> _Exercise details_
Work through the data below and give the number of lines holding "What", nothing more.

> _Records to process_
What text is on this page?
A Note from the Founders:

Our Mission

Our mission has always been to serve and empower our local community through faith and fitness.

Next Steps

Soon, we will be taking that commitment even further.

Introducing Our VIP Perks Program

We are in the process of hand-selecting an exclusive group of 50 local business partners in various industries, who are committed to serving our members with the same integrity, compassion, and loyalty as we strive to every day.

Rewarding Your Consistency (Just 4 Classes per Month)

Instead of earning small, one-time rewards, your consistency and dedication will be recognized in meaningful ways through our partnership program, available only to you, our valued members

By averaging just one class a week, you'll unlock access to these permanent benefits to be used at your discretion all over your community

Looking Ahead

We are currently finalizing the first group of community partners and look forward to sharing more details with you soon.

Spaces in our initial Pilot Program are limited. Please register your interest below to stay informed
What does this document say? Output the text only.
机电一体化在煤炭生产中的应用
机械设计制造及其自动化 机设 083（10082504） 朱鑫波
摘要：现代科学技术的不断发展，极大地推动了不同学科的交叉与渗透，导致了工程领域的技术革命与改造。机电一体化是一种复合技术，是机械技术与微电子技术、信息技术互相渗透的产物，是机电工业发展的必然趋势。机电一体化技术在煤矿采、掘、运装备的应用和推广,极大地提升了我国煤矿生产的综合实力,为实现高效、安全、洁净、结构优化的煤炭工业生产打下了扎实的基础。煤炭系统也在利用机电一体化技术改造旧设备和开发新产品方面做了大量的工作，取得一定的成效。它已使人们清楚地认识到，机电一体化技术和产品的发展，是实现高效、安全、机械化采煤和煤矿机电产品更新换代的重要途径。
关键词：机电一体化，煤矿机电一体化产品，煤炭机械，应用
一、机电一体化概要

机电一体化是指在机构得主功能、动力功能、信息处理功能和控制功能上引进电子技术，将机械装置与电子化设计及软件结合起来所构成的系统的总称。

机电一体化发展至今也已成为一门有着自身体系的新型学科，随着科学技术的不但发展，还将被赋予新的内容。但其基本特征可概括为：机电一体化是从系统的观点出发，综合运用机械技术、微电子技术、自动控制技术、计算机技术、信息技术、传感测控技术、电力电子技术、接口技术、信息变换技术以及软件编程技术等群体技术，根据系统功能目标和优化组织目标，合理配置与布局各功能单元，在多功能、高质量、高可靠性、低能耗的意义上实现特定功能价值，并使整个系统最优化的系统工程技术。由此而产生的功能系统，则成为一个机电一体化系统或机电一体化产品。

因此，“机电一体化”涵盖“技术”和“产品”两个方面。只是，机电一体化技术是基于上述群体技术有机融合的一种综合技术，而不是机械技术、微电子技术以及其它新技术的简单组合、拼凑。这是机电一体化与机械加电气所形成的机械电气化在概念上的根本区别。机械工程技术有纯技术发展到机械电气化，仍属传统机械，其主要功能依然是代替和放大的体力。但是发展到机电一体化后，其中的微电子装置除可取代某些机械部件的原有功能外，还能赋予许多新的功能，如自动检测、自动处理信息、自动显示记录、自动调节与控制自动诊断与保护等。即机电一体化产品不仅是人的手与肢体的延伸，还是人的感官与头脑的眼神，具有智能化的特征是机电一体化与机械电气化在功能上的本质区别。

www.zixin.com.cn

> _Correct answer_
2